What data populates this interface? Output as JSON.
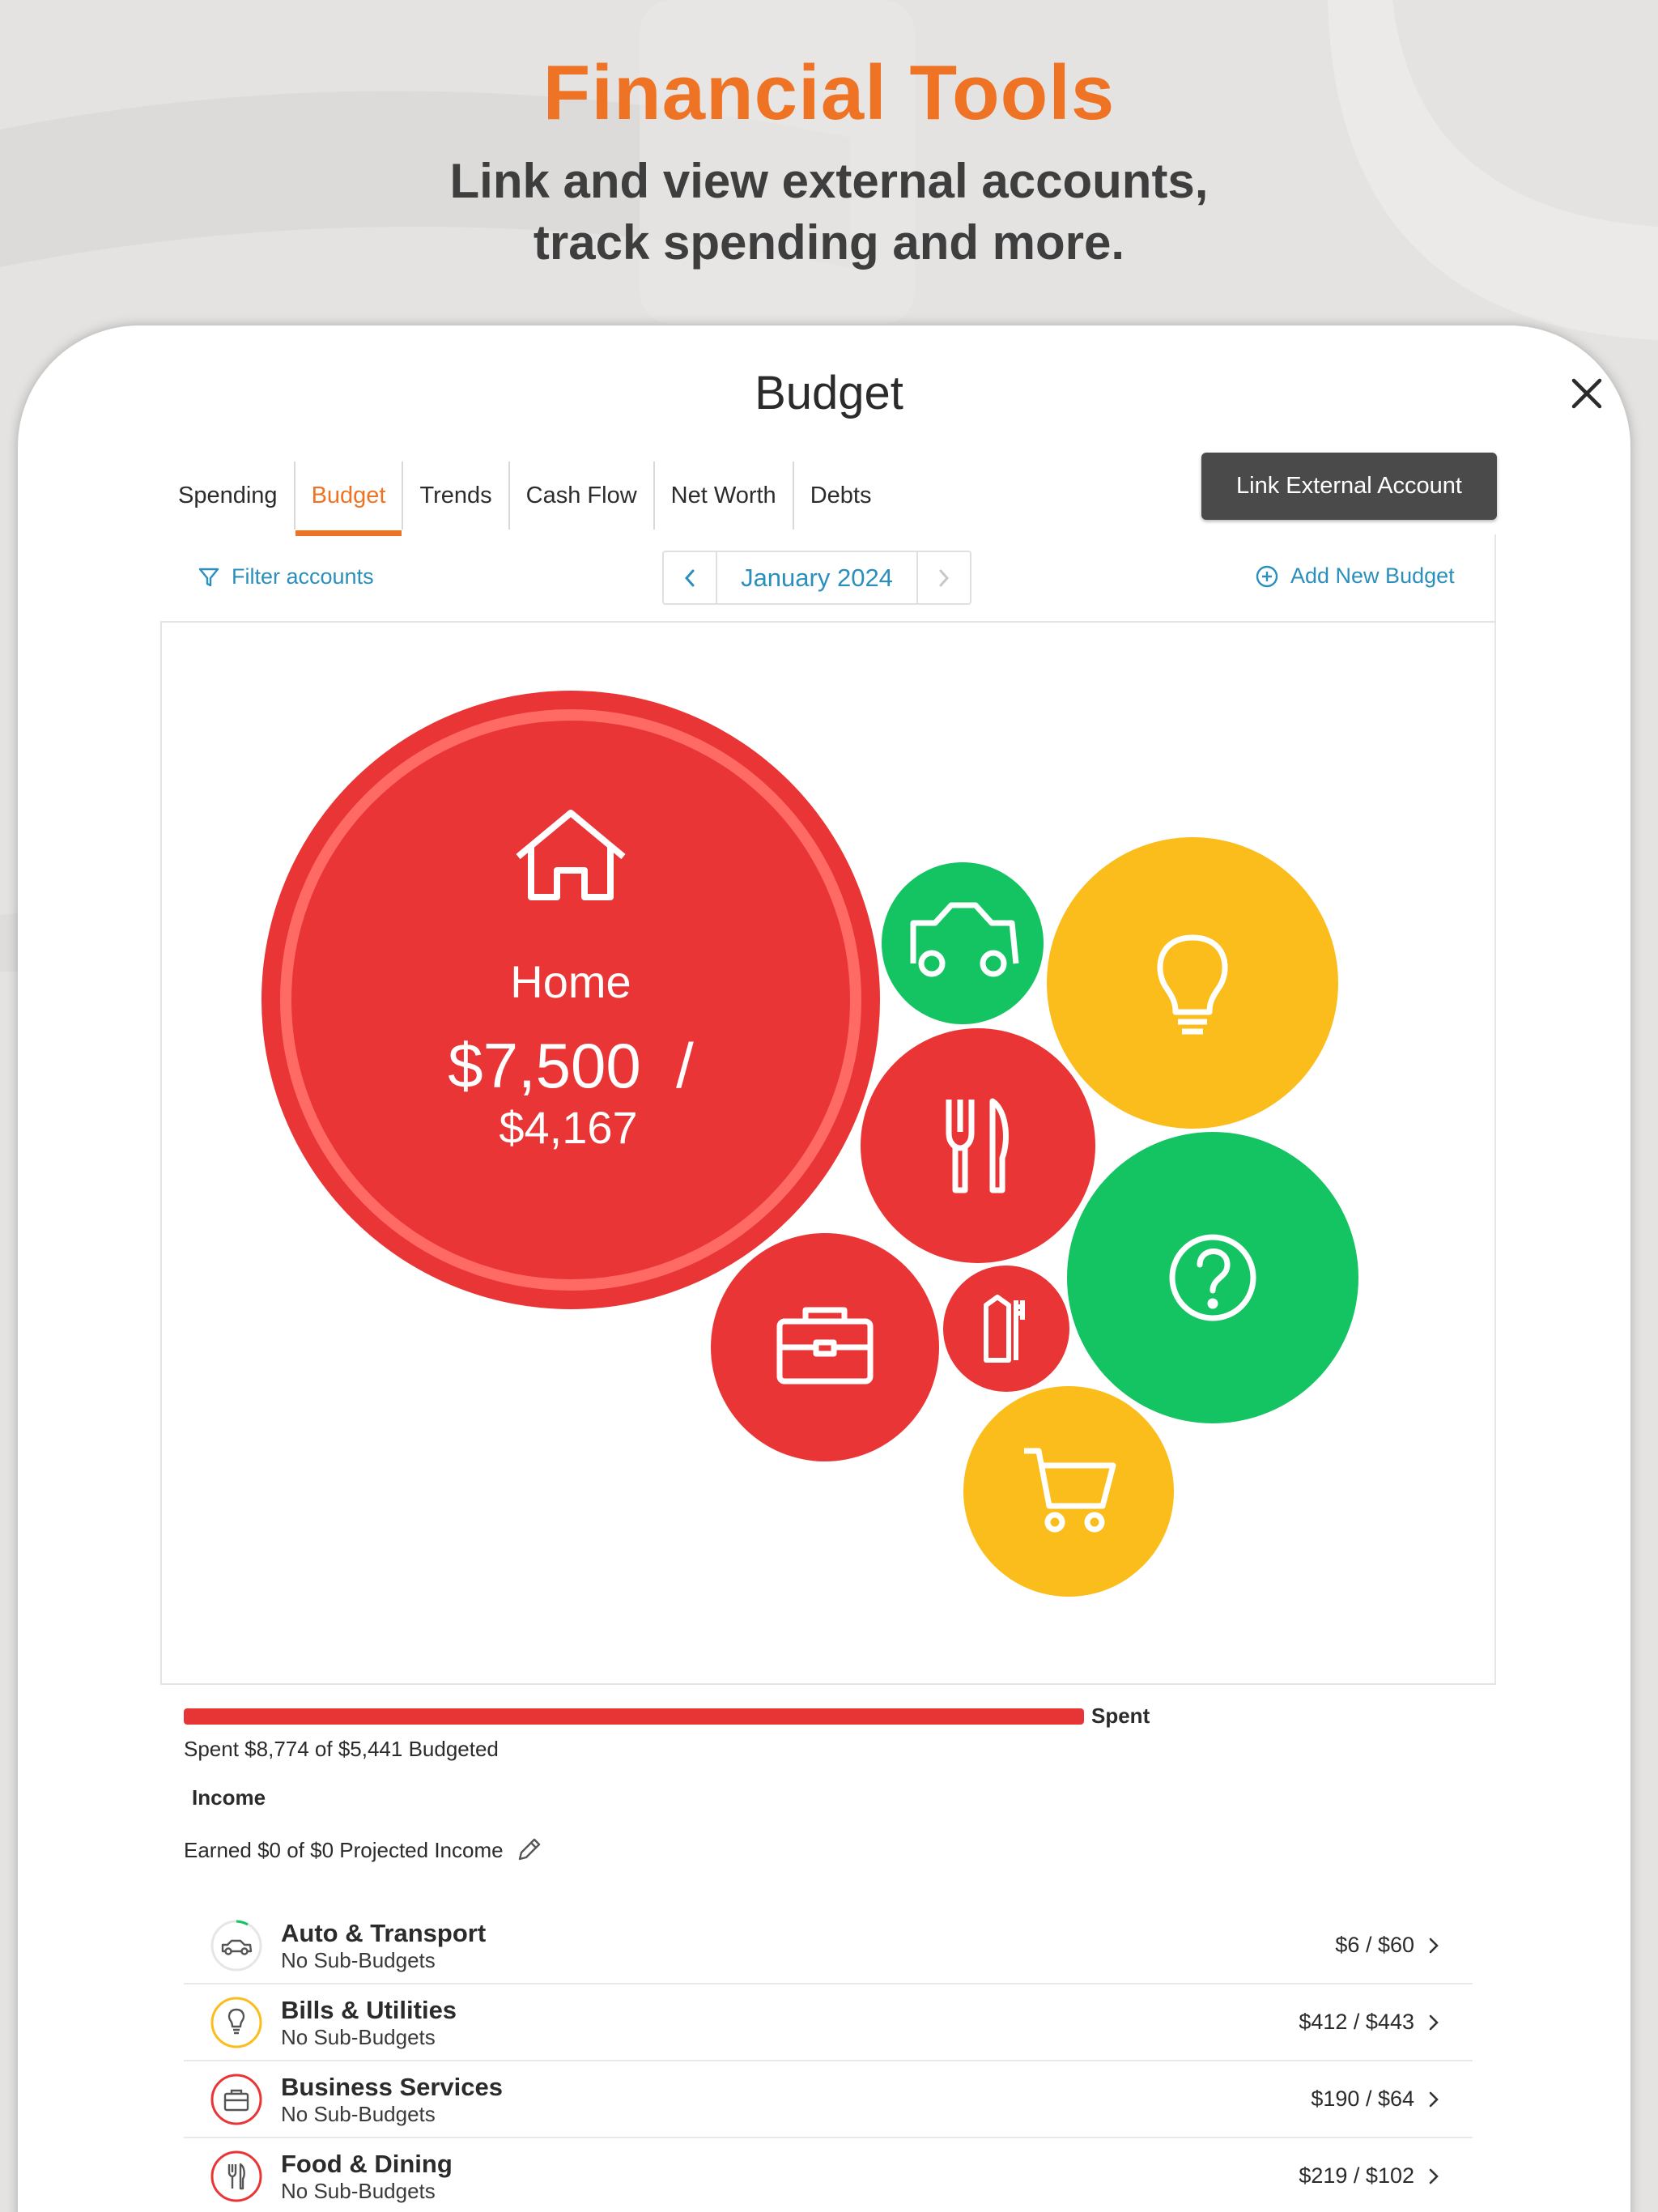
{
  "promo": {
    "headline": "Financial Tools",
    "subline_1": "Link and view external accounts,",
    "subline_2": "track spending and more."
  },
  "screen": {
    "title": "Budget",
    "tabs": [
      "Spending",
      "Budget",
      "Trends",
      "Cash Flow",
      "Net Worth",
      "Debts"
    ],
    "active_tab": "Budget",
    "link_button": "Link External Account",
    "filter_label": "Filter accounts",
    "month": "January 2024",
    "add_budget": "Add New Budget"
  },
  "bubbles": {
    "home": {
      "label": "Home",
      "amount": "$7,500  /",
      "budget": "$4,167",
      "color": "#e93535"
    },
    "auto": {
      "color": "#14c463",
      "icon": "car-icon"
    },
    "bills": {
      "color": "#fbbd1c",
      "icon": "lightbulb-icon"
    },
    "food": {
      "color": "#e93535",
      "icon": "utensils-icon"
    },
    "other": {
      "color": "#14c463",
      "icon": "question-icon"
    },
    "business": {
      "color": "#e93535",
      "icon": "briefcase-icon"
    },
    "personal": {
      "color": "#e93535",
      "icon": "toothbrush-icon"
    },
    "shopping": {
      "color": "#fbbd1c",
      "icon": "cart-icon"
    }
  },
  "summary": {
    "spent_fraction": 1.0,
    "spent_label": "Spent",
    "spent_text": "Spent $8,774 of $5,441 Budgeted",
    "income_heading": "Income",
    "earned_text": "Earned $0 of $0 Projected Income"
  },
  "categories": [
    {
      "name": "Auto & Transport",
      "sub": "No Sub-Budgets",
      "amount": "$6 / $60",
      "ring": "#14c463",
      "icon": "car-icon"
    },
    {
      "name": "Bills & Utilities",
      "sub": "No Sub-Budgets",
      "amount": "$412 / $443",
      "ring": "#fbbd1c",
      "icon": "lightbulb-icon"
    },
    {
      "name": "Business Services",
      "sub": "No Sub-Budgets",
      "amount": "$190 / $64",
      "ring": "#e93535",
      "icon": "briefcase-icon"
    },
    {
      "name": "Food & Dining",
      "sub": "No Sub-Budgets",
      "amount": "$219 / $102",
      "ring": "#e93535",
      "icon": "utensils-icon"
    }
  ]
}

◆ EXERCISE INSTRUCTIONS ◆
Copy all lines from the material that hold "Link".

◆ REPLY ◆
    "subline_1": "Link and view external accounts,",
    "link_button": "Link External Account",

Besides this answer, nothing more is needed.